TASK TO COMPLETE:
Copy the data precisely, character for character, and leave out every picture.

PROVIDED MATERIAL:
════

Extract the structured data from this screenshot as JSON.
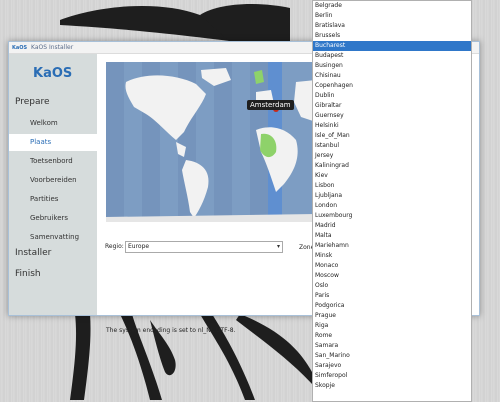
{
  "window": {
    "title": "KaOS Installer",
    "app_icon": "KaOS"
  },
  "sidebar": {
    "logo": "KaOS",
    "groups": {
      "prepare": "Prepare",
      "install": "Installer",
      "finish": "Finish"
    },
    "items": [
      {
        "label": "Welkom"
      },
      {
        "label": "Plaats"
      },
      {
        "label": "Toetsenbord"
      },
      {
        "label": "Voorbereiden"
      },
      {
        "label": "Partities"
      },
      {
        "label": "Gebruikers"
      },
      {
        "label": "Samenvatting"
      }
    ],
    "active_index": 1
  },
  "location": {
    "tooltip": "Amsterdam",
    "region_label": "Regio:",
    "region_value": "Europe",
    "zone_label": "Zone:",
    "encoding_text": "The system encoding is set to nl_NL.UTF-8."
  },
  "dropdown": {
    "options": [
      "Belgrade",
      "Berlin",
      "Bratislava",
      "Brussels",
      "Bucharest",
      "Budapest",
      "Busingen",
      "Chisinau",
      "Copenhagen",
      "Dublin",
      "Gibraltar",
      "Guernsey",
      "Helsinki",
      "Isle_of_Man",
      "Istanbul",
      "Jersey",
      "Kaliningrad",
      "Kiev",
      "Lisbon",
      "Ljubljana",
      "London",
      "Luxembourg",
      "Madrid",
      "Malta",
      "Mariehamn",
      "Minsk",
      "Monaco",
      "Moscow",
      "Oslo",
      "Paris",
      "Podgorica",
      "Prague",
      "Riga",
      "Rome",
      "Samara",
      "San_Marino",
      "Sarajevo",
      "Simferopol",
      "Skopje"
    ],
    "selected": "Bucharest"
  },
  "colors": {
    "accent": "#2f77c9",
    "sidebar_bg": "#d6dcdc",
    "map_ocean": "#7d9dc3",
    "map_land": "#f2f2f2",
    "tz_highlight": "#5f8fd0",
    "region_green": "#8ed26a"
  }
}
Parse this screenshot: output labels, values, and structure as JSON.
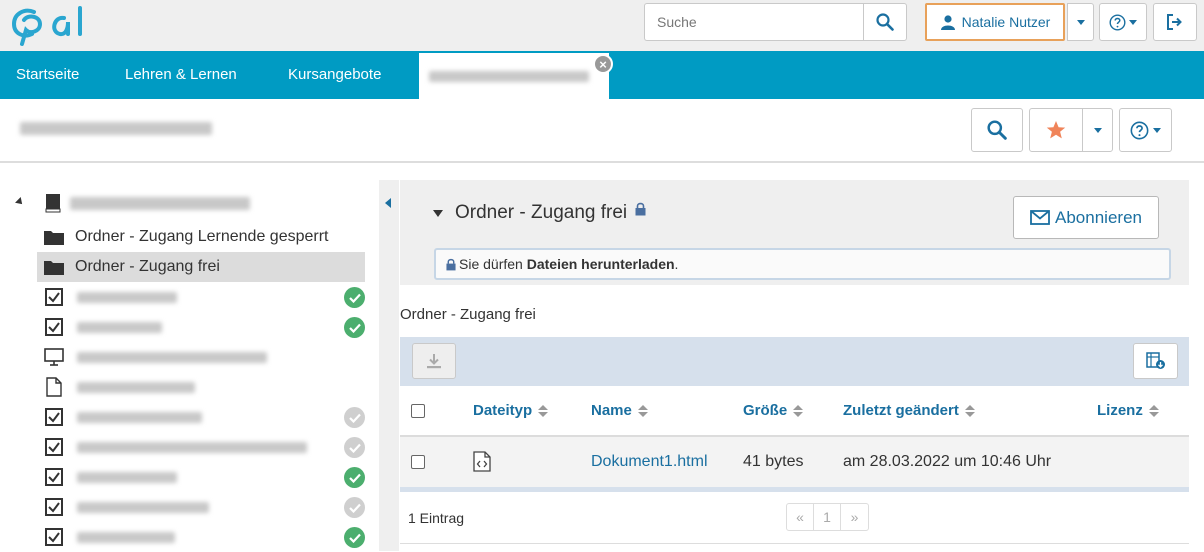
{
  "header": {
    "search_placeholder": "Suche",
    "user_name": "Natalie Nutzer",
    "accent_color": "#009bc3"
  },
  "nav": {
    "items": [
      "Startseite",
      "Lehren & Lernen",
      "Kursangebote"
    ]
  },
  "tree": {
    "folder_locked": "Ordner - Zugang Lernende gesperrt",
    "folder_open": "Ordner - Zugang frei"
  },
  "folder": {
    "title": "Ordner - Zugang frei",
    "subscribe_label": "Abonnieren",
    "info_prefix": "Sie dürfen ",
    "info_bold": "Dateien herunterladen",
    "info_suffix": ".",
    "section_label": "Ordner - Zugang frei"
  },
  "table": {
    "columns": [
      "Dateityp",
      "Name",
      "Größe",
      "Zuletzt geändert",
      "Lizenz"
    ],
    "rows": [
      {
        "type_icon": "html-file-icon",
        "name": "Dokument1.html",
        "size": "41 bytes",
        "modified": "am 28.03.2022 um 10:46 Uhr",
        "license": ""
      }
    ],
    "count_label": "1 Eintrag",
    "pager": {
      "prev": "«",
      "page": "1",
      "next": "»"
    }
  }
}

════

THE RESULT:
Extract the structured data from this screenshot as JSON.
{
  "window": {
    "title": "KaOS Installer",
    "app_icon": "KaOS"
  },
  "sidebar": {
    "logo": "KaOS",
    "groups": {
      "prepare": "Prepare",
      "install": "Installer",
      "finish": "Finish"
    },
    "items": [
      {
        "label": "Welkom"
      },
      {
        "label": "Plaats"
      },
      {
        "label": "Toetsenbord"
      },
      {
        "label": "Voorbereiden"
      },
      {
        "label": "Partities"
      },
      {
        "label": "Gebruikers"
      },
      {
        "label": "Samenvatting"
      }
    ],
    "active_index": 1
  },
  "location": {
    "tooltip": "Amsterdam",
    "region_label": "Regio:",
    "region_value": "Europe",
    "zone_label": "Zone:",
    "encoding_text": "The system encoding is set to nl_NL.UTF-8."
  },
  "dropdown": {
    "options": [
      "Belgrade",
      "Berlin",
      "Bratislava",
      "Brussels",
      "Bucharest",
      "Budapest",
      "Busingen",
      "Chisinau",
      "Copenhagen",
      "Dublin",
      "Gibraltar",
      "Guernsey",
      "Helsinki",
      "Isle_of_Man",
      "Istanbul",
      "Jersey",
      "Kaliningrad",
      "Kiev",
      "Lisbon",
      "Ljubljana",
      "London",
      "Luxembourg",
      "Madrid",
      "Malta",
      "Mariehamn",
      "Minsk",
      "Monaco",
      "Moscow",
      "Oslo",
      "Paris",
      "Podgorica",
      "Prague",
      "Riga",
      "Rome",
      "Samara",
      "San_Marino",
      "Sarajevo",
      "Simferopol",
      "Skopje"
    ],
    "selected": "Bucharest"
  },
  "colors": {
    "accent": "#2f77c9",
    "sidebar_bg": "#d6dcdc",
    "map_ocean": "#7d9dc3",
    "map_land": "#f2f2f2",
    "tz_highlight": "#5f8fd0",
    "region_green": "#8ed26a"
  }
}
Parse this screenshot: output labels, values, and structure as JSON.
{
  "header": {
    "search_placeholder": "Suche",
    "user_name": "Natalie Nutzer",
    "accent_color": "#009bc3"
  },
  "nav": {
    "items": [
      "Startseite",
      "Lehren & Lernen",
      "Kursangebote"
    ]
  },
  "tree": {
    "folder_locked": "Ordner - Zugang Lernende gesperrt",
    "folder_open": "Ordner - Zugang frei"
  },
  "folder": {
    "title": "Ordner - Zugang frei",
    "subscribe_label": "Abonnieren",
    "info_prefix": "Sie dürfen ",
    "info_bold": "Dateien herunterladen",
    "info_suffix": ".",
    "section_label": "Ordner - Zugang frei"
  },
  "table": {
    "columns": [
      "Dateityp",
      "Name",
      "Größe",
      "Zuletzt geändert",
      "Lizenz"
    ],
    "rows": [
      {
        "type_icon": "html-file-icon",
        "name": "Dokument1.html",
        "size": "41 bytes",
        "modified": "am 28.03.2022 um 10:46 Uhr",
        "license": ""
      }
    ],
    "count_label": "1 Eintrag",
    "pager": {
      "prev": "«",
      "page": "1",
      "next": "»"
    }
  }
}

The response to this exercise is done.